* [SUPPLIED RECORDS]
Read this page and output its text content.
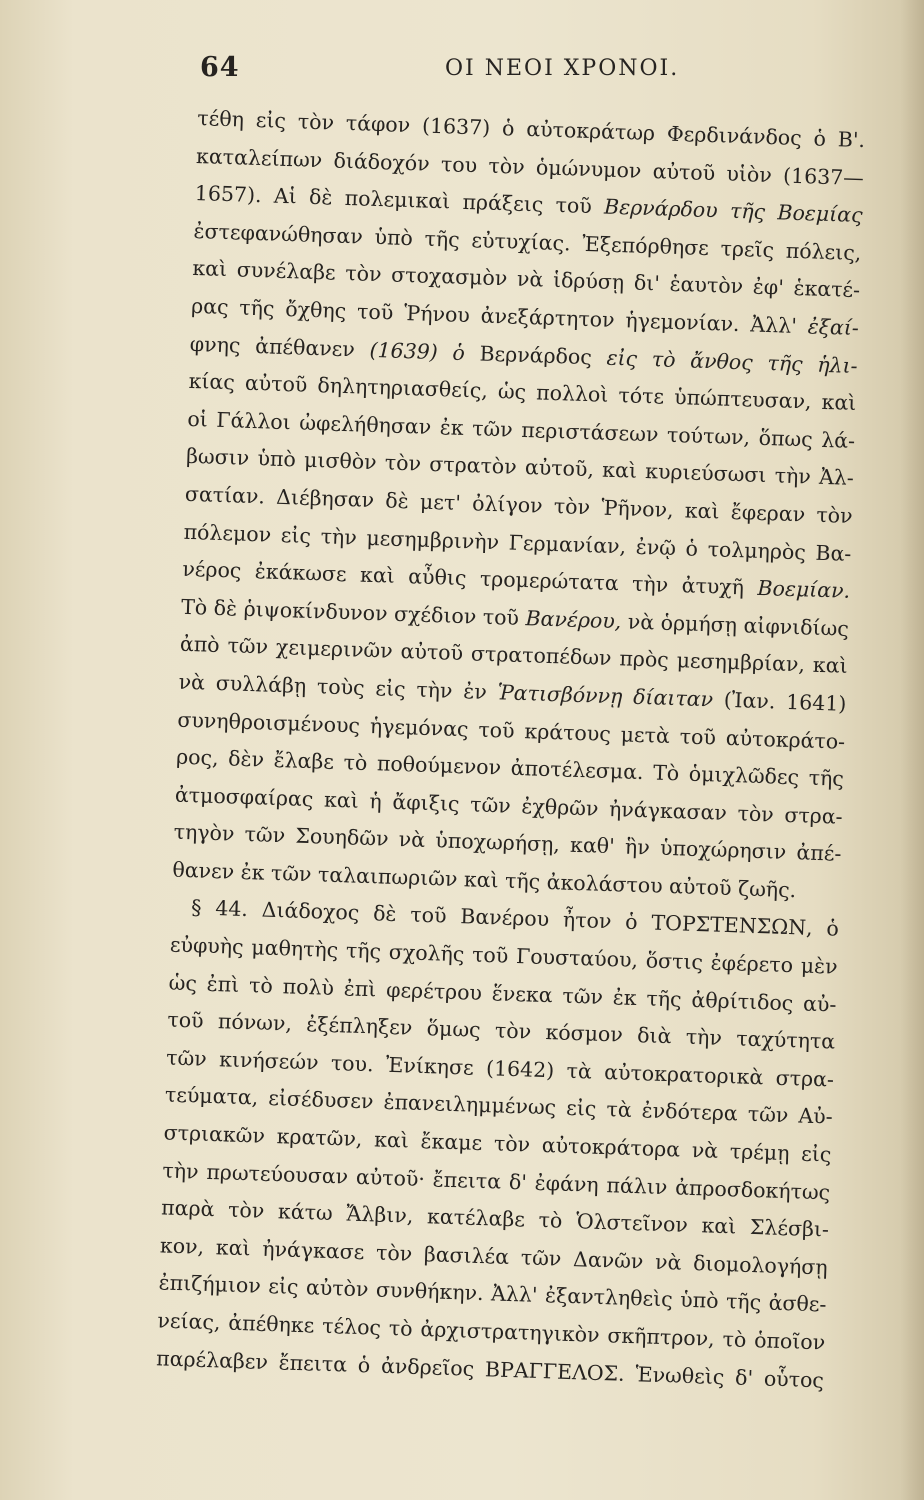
64	ΟΙ ΝΕΟΙ ΧΡΟΝΟΙ.
τέθη εἰς τὸν τάφον (1637) ὁ αὐτοκράτωρ Φερδινάνδος ὁ Β'.
καταλείπων διάδοχόν του τὸν ὁμώνυμον αὐτοῦ υἱὸν (1637—
1657). Αἱ δὲ πολεμικαὶ πράξεις τοῦ Βερνάρδου τῆς Βοεμίας
ἐστεφανώθησαν ὑπὸ τῆς εὐτυχίας. Ἐξεπόρθησε τρεῖς πόλεις,
καὶ συνέλαβε τὸν στοχασμὸν νὰ ἱδρύσῃ δι' ἑαυτὸν ἐφ' ἑκατέ-
ρας τῆς ὄχθης τοῦ Ῥήνου ἀνεξάρτητον ἡγεμονίαν. Ἀλλ' ἐξαί-
φνης ἀπέθανεν (1639) ὁ Βερνάρδος εἰς τὸ ἄνθος τῆς ἡλι-
κίας αὐτοῦ δηλητηριασθείς, ὡς πολλοὶ τότε ὑπώπτευσαν, καὶ
οἱ Γάλλοι ὠφελήθησαν ἐκ τῶν περιστάσεων τούτων, ὅπως λά-
βωσιν ὑπὸ μισθὸν τὸν στρατὸν αὐτοῦ, καὶ κυριεύσωσι τὴν Ἀλ-
σατίαν. Διέβησαν δὲ μετ' ὀλίγον τὸν Ῥῆνον, καὶ ἔφεραν τὸν
πόλεμον εἰς τὴν μεσημβρινὴν Γερμανίαν, ἐνῷ ὁ τολμηρὸς Βα-
νέρος ἐκάκωσε καὶ αὖθις τρομερώτατα τὴν ἀτυχῆ Βοεμίαν.
Τὸ δὲ ῥιψοκίνδυνον σχέδιον τοῦ Βανέρου, νὰ ὁρμήσῃ αἰφνιδίως
ἀπὸ τῶν χειμερινῶν αὐτοῦ στρατοπέδων πρὸς μεσημβρίαν, καὶ
νὰ συλλάβῃ τοὺς εἰς τὴν ἐν Ῥατισβόννῃ δίαιταν (Ἰαν. 1641)
συνηθροισμένους ἡγεμόνας τοῦ κράτους μετὰ τοῦ αὐτοκράτο-
ρος, δὲν ἔλαβε τὸ ποθούμενον ἀποτέλεσμα. Τὸ ὁμιχλῶδες τῆς
ἀτμοσφαίρας καὶ ἡ ἄφιξις τῶν ἐχθρῶν ἠνάγκασαν τὸν στρα-
τηγὸν τῶν Σουηδῶν νὰ ὑποχωρήσῃ, καθ' ἣν ὑποχώρησιν ἀπέ-
θανεν ἐκ τῶν ταλαιπωριῶν καὶ τῆς ἀκολάστου αὐτοῦ ζωῆς.
§ 44. Διάδοχος δὲ τοῦ Βανέρου ἦτον ὁ ΤΟΡΣΤΕΝΣΩΝ, ὁ
εὐφυὴς μαθητὴς τῆς σχολῆς τοῦ Γουσταύου, ὅστις ἐφέρετο μὲν
ὡς ἐπὶ τὸ πολὺ ἐπὶ φερέτρου ἕνεκα τῶν ἐκ τῆς ἀθρίτιδος αὐ-
τοῦ πόνων, ἐξέπληξεν ὅμως τὸν κόσμον διὰ τὴν ταχύτητα
τῶν κινήσεών του. Ἐνίκησε (1642) τὰ αὐτοκρατορικὰ στρα-
τεύματα, εἰσέδυσεν ἐπανειλημμένως εἰς τὰ ἐνδότερα τῶν Αὐ-
στριακῶν κρατῶν, καὶ ἔκαμε τὸν αὐτοκράτορα νὰ τρέμῃ εἰς
τὴν πρωτεύουσαν αὐτοῦ· ἔπειτα δ' ἐφάνη πάλιν ἀπροσδοκήτως
παρὰ τὸν κάτω Ἄλβιν, κατέλαβε τὸ Ὁλστεῖνον καὶ Σλέσβι-
κον, καὶ ἠνάγκασε τὸν βασιλέα τῶν Δανῶν νὰ διομολογήσῃ
ἐπιζήμιον εἰς αὐτὸν συνθήκην. Ἀλλ' ἐξαντληθεὶς ὑπὸ τῆς ἀσθε-
νείας, ἀπέθηκε τέλος τὸ ἀρχιστρατηγικὸν σκῆπτρον, τὸ ὁποῖον
παρέλαβεν ἔπειτα ὁ ἀνδρεῖος ΒΡΑΓΓΕΛΟΣ. Ἑνωθεὶς δ' οὗτος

* [REQUIREMENT]
Reproduce all entries exactly. Pictures do not belong in the copy.

* [OUTPUT BELOW]
Read this page and output its text content.
64	ΟΙ ΝΕΟΙ ΧΡΟΝΟΙ.
τέθη εἰς τὸν τάφον (1637) ὁ αὐτοκράτωρ Φερδινάνδος ὁ Β'.
καταλείπων διάδοχόν του τὸν ὁμώνυμον αὐτοῦ υἱὸν (1637—
1657). Αἱ δὲ πολεμικαὶ πράξεις τοῦ Βερνάρδου τῆς Βοεμίας
ἐστεφανώθησαν ὑπὸ τῆς εὐτυχίας. Ἐξεπόρθησε τρεῖς πόλεις,
καὶ συνέλαβε τὸν στοχασμὸν νὰ ἱδρύσῃ δι' ἑαυτὸν ἐφ' ἑκατέ-
ρας τῆς ὄχθης τοῦ Ῥήνου ἀνεξάρτητον ἡγεμονίαν. Ἀλλ' ἐξαί-
φνης ἀπέθανεν (1639) ὁ Βερνάρδος εἰς τὸ ἄνθος τῆς ἡλι-
κίας αὐτοῦ δηλητηριασθείς, ὡς πολλοὶ τότε ὑπώπτευσαν, καὶ
οἱ Γάλλοι ὠφελήθησαν ἐκ τῶν περιστάσεων τούτων, ὅπως λά-
βωσιν ὑπὸ μισθὸν τὸν στρατὸν αὐτοῦ, καὶ κυριεύσωσι τὴν Ἀλ-
σατίαν. Διέβησαν δὲ μετ' ὀλίγον τὸν Ῥῆνον, καὶ ἔφεραν τὸν
πόλεμον εἰς τὴν μεσημβρινὴν Γερμανίαν, ἐνῷ ὁ τολμηρὸς Βα-
νέρος ἐκάκωσε καὶ αὖθις τρομερώτατα τὴν ἀτυχῆ Βοεμίαν.
Τὸ δὲ ῥιψοκίνδυνον σχέδιον τοῦ Βανέρου, νὰ ὁρμήσῃ αἰφνιδίως
ἀπὸ τῶν χειμερινῶν αὐτοῦ στρατοπέδων πρὸς μεσημβρίαν, καὶ
νὰ συλλάβῃ τοὺς εἰς τὴν ἐν Ῥατισβόννῃ δίαιταν (Ἰαν. 1641)
συνηθροισμένους ἡγεμόνας τοῦ κράτους μετὰ τοῦ αὐτοκράτο-
ρος, δὲν ἔλαβε τὸ ποθούμενον ἀποτέλεσμα. Τὸ ὁμιχλῶδες τῆς
ἀτμοσφαίρας καὶ ἡ ἄφιξις τῶν ἐχθρῶν ἠνάγκασαν τὸν στρα-
τηγὸν τῶν Σουηδῶν νὰ ὑποχωρήσῃ, καθ' ἣν ὑποχώρησιν ἀπέ-
θανεν ἐκ τῶν ταλαιπωριῶν καὶ τῆς ἀκολάστου αὐτοῦ ζωῆς.
§ 44. Διάδοχος δὲ τοῦ Βανέρου ἦτον ὁ ΤΟΡΣΤΕΝΣΩΝ, ὁ
εὐφυὴς μαθητὴς τῆς σχολῆς τοῦ Γουσταύου, ὅστις ἐφέρετο μὲν
ὡς ἐπὶ τὸ πολὺ ἐπὶ φερέτρου ἕνεκα τῶν ἐκ τῆς ἀθρίτιδος αὐ-
τοῦ πόνων, ἐξέπληξεν ὅμως τὸν κόσμον διὰ τὴν ταχύτητα
τῶν κινήσεών του. Ἐνίκησε (1642) τὰ αὐτοκρατορικὰ στρα-
τεύματα, εἰσέδυσεν ἐπανειλημμένως εἰς τὰ ἐνδότερα τῶν Αὐ-
στριακῶν κρατῶν, καὶ ἔκαμε τὸν αὐτοκράτορα νὰ τρέμῃ εἰς
τὴν πρωτεύουσαν αὐτοῦ· ἔπειτα δ' ἐφάνη πάλιν ἀπροσδοκήτως
παρὰ τὸν κάτω Ἄλβιν, κατέλαβε τὸ Ὁλστεῖνον καὶ Σλέσβι-
κον, καὶ ἠνάγκασε τὸν βασιλέα τῶν Δανῶν νὰ διομολογήσῃ
ἐπιζήμιον εἰς αὐτὸν συνθήκην. Ἀλλ' ἐξαντληθεὶς ὑπὸ τῆς ἀσθε-
νείας, ἀπέθηκε τέλος τὸ ἀρχιστρατηγικὸν σκῆπτρον, τὸ ὁποῖον
παρέλαβεν ἔπειτα ὁ ἀνδρεῖος ΒΡΑΓΓΕΛΟΣ. Ἑνωθεὶς δ' οὗτος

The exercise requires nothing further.